------ Records for this exercise ------
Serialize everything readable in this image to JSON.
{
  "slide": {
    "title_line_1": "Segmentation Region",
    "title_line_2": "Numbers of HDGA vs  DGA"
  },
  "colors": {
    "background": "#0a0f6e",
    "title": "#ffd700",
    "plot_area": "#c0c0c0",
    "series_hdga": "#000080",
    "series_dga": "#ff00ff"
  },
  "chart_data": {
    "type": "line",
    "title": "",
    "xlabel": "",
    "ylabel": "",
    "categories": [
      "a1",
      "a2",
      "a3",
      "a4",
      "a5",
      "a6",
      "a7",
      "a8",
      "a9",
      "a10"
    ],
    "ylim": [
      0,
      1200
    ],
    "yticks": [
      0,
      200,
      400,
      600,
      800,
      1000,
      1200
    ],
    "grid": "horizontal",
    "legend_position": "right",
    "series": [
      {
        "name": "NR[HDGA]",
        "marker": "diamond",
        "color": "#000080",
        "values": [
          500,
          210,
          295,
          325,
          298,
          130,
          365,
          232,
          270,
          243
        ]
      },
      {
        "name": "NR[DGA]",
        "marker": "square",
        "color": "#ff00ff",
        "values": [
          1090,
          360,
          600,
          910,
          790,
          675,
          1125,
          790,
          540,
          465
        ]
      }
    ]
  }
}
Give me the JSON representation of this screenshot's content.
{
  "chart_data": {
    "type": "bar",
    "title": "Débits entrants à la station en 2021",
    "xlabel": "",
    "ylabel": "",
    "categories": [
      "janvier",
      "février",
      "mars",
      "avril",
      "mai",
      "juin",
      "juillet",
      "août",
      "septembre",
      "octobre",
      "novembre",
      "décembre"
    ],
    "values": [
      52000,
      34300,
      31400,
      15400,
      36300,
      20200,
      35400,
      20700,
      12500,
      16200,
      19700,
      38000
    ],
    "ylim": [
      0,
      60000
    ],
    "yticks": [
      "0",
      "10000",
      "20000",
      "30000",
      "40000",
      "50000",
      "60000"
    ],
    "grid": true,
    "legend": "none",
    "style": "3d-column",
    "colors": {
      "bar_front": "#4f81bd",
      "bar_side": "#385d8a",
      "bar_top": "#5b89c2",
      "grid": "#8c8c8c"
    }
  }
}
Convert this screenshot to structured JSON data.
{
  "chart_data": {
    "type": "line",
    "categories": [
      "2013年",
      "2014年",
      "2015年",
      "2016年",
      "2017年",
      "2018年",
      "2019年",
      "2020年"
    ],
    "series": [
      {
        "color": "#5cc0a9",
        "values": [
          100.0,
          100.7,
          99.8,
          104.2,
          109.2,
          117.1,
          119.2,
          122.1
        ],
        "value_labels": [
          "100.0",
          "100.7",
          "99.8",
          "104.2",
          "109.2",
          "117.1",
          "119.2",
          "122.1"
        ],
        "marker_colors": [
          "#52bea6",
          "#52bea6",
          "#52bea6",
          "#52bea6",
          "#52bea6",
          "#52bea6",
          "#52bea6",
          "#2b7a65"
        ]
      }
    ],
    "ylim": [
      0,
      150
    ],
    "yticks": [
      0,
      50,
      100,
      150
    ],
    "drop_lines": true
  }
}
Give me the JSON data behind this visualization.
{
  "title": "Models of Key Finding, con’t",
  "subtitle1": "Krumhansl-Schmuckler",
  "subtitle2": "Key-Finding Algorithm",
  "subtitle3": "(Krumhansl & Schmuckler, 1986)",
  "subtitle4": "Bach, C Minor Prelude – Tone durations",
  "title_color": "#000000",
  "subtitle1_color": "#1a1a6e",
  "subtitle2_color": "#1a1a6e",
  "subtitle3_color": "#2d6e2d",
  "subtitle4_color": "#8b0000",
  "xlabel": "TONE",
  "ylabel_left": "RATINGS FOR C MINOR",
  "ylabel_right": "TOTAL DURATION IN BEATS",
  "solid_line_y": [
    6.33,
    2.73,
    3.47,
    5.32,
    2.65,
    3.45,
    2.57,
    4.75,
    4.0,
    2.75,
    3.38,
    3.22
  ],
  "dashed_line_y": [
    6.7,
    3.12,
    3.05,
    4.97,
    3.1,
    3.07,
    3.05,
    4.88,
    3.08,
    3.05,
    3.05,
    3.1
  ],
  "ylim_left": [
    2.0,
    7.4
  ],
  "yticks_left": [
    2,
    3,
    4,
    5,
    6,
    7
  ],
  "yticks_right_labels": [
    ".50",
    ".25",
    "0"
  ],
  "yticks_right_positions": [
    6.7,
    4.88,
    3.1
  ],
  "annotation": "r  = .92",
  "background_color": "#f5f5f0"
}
------
• Task brief:
Produce an exact copy of every entry above.

• The output:
Serialize everything readable in this image to JSON.
{
  "slide": {
    "title_line_1": "Segmentation Region",
    "title_line_2": "Numbers of HDGA vs  DGA"
  },
  "colors": {
    "background": "#0a0f6e",
    "title": "#ffd700",
    "plot_area": "#c0c0c0",
    "series_hdga": "#000080",
    "series_dga": "#ff00ff"
  },
  "chart_data": {
    "type": "line",
    "title": "",
    "xlabel": "",
    "ylabel": "",
    "categories": [
      "a1",
      "a2",
      "a3",
      "a4",
      "a5",
      "a6",
      "a7",
      "a8",
      "a9",
      "a10"
    ],
    "ylim": [
      0,
      1200
    ],
    "yticks": [
      0,
      200,
      400,
      600,
      800,
      1000,
      1200
    ],
    "grid": "horizontal",
    "legend_position": "right",
    "series": [
      {
        "name": "NR[HDGA]",
        "marker": "diamond",
        "color": "#000080",
        "values": [
          500,
          210,
          295,
          325,
          298,
          130,
          365,
          232,
          270,
          243
        ]
      },
      {
        "name": "NR[DGA]",
        "marker": "square",
        "color": "#ff00ff",
        "values": [
          1090,
          360,
          600,
          910,
          790,
          675,
          1125,
          790,
          540,
          465
        ]
      }
    ]
  }
}
Give me the JSON representation of this screenshot's content.
{
  "chart_data": {
    "type": "bar",
    "title": "Débits entrants à la station en 2021",
    "xlabel": "",
    "ylabel": "",
    "categories": [
      "janvier",
      "février",
      "mars",
      "avril",
      "mai",
      "juin",
      "juillet",
      "août",
      "septembre",
      "octobre",
      "novembre",
      "décembre"
    ],
    "values": [
      52000,
      34300,
      31400,
      15400,
      36300,
      20200,
      35400,
      20700,
      12500,
      16200,
      19700,
      38000
    ],
    "ylim": [
      0,
      60000
    ],
    "yticks": [
      "0",
      "10000",
      "20000",
      "30000",
      "40000",
      "50000",
      "60000"
    ],
    "grid": true,
    "legend": "none",
    "style": "3d-column",
    "colors": {
      "bar_front": "#4f81bd",
      "bar_side": "#385d8a",
      "bar_top": "#5b89c2",
      "grid": "#8c8c8c"
    }
  }
}
Convert this screenshot to structured JSON data.
{
  "chart_data": {
    "type": "line",
    "categories": [
      "2013年",
      "2014年",
      "2015年",
      "2016年",
      "2017年",
      "2018年",
      "2019年",
      "2020年"
    ],
    "series": [
      {
        "color": "#5cc0a9",
        "values": [
          100.0,
          100.7,
          99.8,
          104.2,
          109.2,
          117.1,
          119.2,
          122.1
        ],
        "value_labels": [
          "100.0",
          "100.7",
          "99.8",
          "104.2",
          "109.2",
          "117.1",
          "119.2",
          "122.1"
        ],
        "marker_colors": [
          "#52bea6",
          "#52bea6",
          "#52bea6",
          "#52bea6",
          "#52bea6",
          "#52bea6",
          "#52bea6",
          "#2b7a65"
        ]
      }
    ],
    "ylim": [
      0,
      150
    ],
    "yticks": [
      0,
      50,
      100,
      150
    ],
    "drop_lines": true
  }
}
Give me the JSON data behind this visualization.
{
  "title": "Models of Key Finding, con’t",
  "subtitle1": "Krumhansl-Schmuckler",
  "subtitle2": "Key-Finding Algorithm",
  "subtitle3": "(Krumhansl & Schmuckler, 1986)",
  "subtitle4": "Bach, C Minor Prelude – Tone durations",
  "title_color": "#000000",
  "subtitle1_color": "#1a1a6e",
  "subtitle2_color": "#1a1a6e",
  "subtitle3_color": "#2d6e2d",
  "subtitle4_color": "#8b0000",
  "xlabel": "TONE",
  "ylabel_left": "RATINGS FOR C MINOR",
  "ylabel_right": "TOTAL DURATION IN BEATS",
  "solid_line_y": [
    6.33,
    2.73,
    3.47,
    5.32,
    2.65,
    3.45,
    2.57,
    4.75,
    4.0,
    2.75,
    3.38,
    3.22
  ],
  "dashed_line_y": [
    6.7,
    3.12,
    3.05,
    4.97,
    3.1,
    3.07,
    3.05,
    4.88,
    3.08,
    3.05,
    3.05,
    3.1
  ],
  "ylim_left": [
    2.0,
    7.4
  ],
  "yticks_left": [
    2,
    3,
    4,
    5,
    6,
    7
  ],
  "yticks_right_labels": [
    ".50",
    ".25",
    "0"
  ],
  "yticks_right_positions": [
    6.7,
    4.88,
    3.1
  ],
  "annotation": "r  = .92",
  "background_color": "#f5f5f0"
}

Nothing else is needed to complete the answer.